**Exercise aim**
From the records below, extract all the text exactly and leave the images behind.

--- Begin Record excerpts ---

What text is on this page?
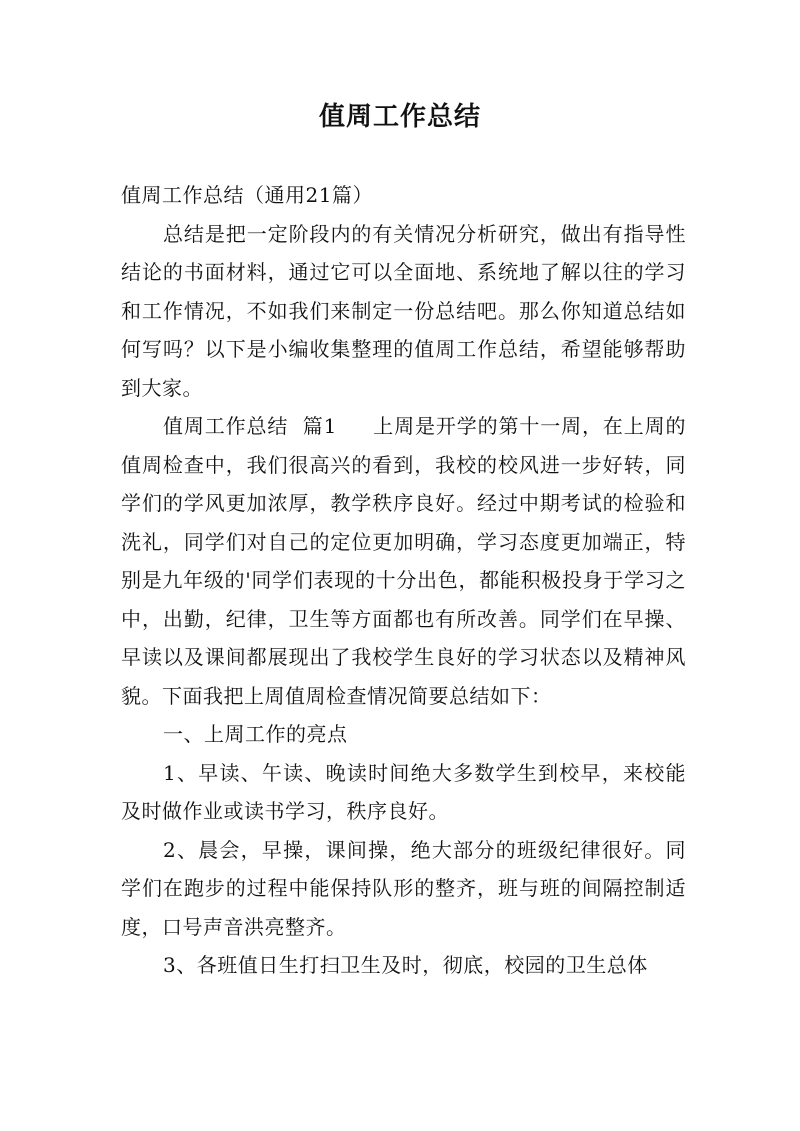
值周工作总结

值周工作总结（通用21篇）

总结是把一定阶段内的有关情况分析研究，做出有指导性结论的书面材料，通过它可以全面地、系统地了解以往的学习和工作情况，不如我们来制定一份总结吧。那么你知道总结如何写吗？以下是小编收集整理的值周工作总结，希望能够帮助到大家。

值周工作总结  篇1 上周是开学的第十一周，在上周的值周检查中，我们很高兴的看到，我校的校风进一步好转，同学们的学风更加浓厚，教学秩序良好。经过中期考试的检验和洗礼，同学们对自己的定位更加明确，学习态度更加端正，特别是九年级的'同学们表现的十分出色，都能积极投身于学习之中，出勤，纪律，卫生等方面都也有所改善。同学们在早操、早读以及课间都展现出了我校学生良好的学习状态以及精神风貌。下面我把上周值周检查情况简要总结如下：

一、上周工作的亮点

1、早读、午读、晚读时间绝大多数学生到校早，来校能及时做作业或读书学习，秩序良好。

2、晨会，早操，课间操，绝大部分的班级纪律很好。同学们在跑步的过程中能保持队形的整齐，班与班的间隔控制适度，口号声音洪亮整齐。

3、各班值日生打扫卫生及时，彻底，校园的卫生总体
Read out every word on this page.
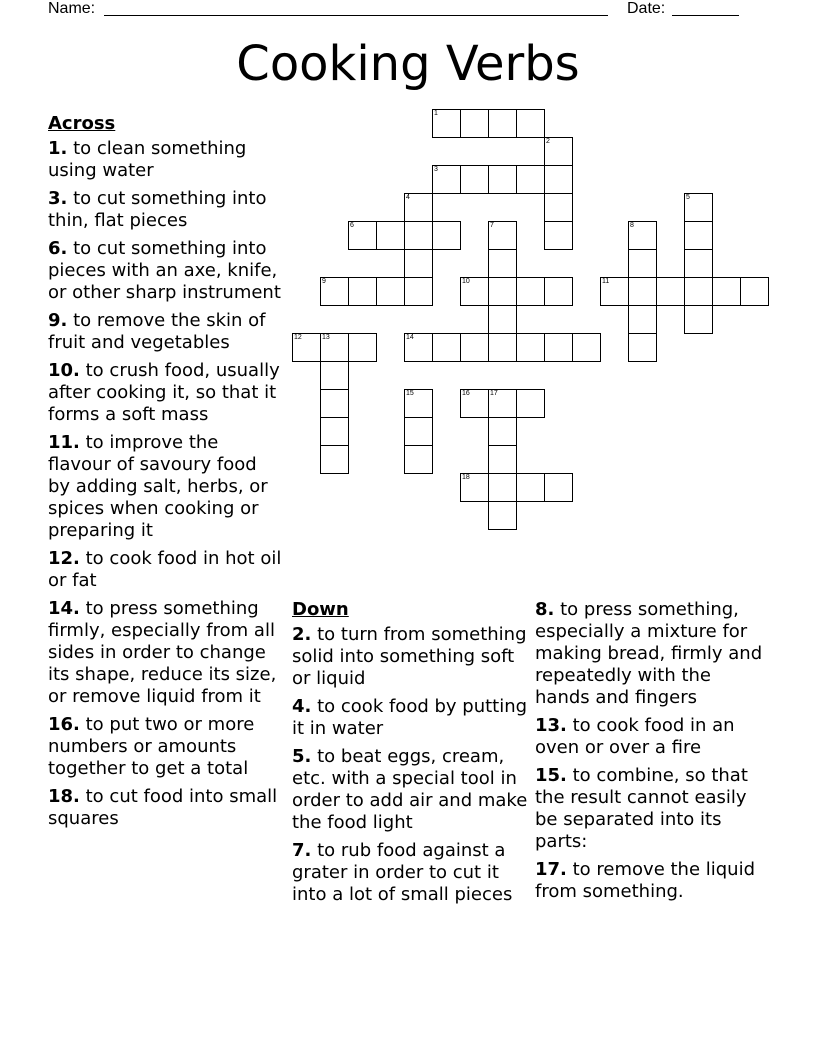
Name:	Date:
Cooking Verbs
1
2
3
4	5
6	7	8
9	10	11
12	13	14
15	16	17
18
Across
1. to clean something using water
3. to cut something into thin, flat pieces
6. to cut something into pieces with an axe, knife, or other sharp instrument
9. to remove the skin of fruit and vegetables
10. to crush food, usually after cooking it, so that it forms a soft mass
11. to improve the flavour of savoury food by adding salt, herbs, or spices when cooking or preparing it
12. to cook food in hot oil or fat
14. to press something firmly, especially from all sides in order to change its shape, reduce its size, or remove liquid from it
16. to put two or more numbers or amounts together to get a total
18. to cut food into small squares
Down
2. to turn from something solid into something soft or liquid
4. to cook food by putting it in water
5. to beat eggs, cream, etc. with a special tool in order to add air and make the food light
7. to rub food against a grater in order to cut it into a lot of small pieces
8. to press something, especially a mixture for making bread, firmly and repeatedly with the hands and fingers
13. to cook food in an oven or over a fire
15. to combine, so that the result cannot easily be separated into its parts:
17. to remove the liquid from something.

--- End Record excerpts ---

**Problem solution**
What text is on this page?
值周工作总结

值周工作总结（通用21篇）

总结是把一定阶段内的有关情况分析研究，做出有指导性结论的书面材料，通过它可以全面地、系统地了解以往的学习和工作情况，不如我们来制定一份总结吧。那么你知道总结如何写吗？以下是小编收集整理的值周工作总结，希望能够帮助到大家。

值周工作总结  篇1 上周是开学的第十一周，在上周的值周检查中，我们很高兴的看到，我校的校风进一步好转，同学们的学风更加浓厚，教学秩序良好。经过中期考试的检验和洗礼，同学们对自己的定位更加明确，学习态度更加端正，特别是九年级的'同学们表现的十分出色，都能积极投身于学习之中，出勤，纪律，卫生等方面都也有所改善。同学们在早操、早读以及课间都展现出了我校学生良好的学习状态以及精神风貌。下面我把上周值周检查情况简要总结如下：

一、上周工作的亮点

1、早读、午读、晚读时间绝大多数学生到校早，来校能及时做作业或读书学习，秩序良好。

2、晨会，早操，课间操，绝大部分的班级纪律很好。同学们在跑步的过程中能保持队形的整齐，班与班的间隔控制适度，口号声音洪亮整齐。

3、各班值日生打扫卫生及时，彻底，校园的卫生总体
Read out every word on this page.
Name:	Date:
Cooking Verbs
1
2
3
4	5
6	7	8
9	10	11
12	13	14
15	16	17
18
Across
1. to clean something using water
3. to cut something into thin, flat pieces
6. to cut something into pieces with an axe, knife, or other sharp instrument
9. to remove the skin of fruit and vegetables
10. to crush food, usually after cooking it, so that it forms a soft mass
11. to improve the flavour of savoury food by adding salt, herbs, or spices when cooking or preparing it
12. to cook food in hot oil or fat
14. to press something firmly, especially from all sides in order to change its shape, reduce its size, or remove liquid from it
16. to put two or more numbers or amounts together to get a total
18. to cut food into small squares
Down
2. to turn from something solid into something soft or liquid
4. to cook food by putting it in water
5. to beat eggs, cream, etc. with a special tool in order to add air and make the food light
7. to rub food against a grater in order to cut it into a lot of small pieces
8. to press something, especially a mixture for making bread, firmly and repeatedly with the hands and fingers
13. to cook food in an oven or over a fire
15. to combine, so that the result cannot easily be separated into its parts:
17. to remove the liquid from something.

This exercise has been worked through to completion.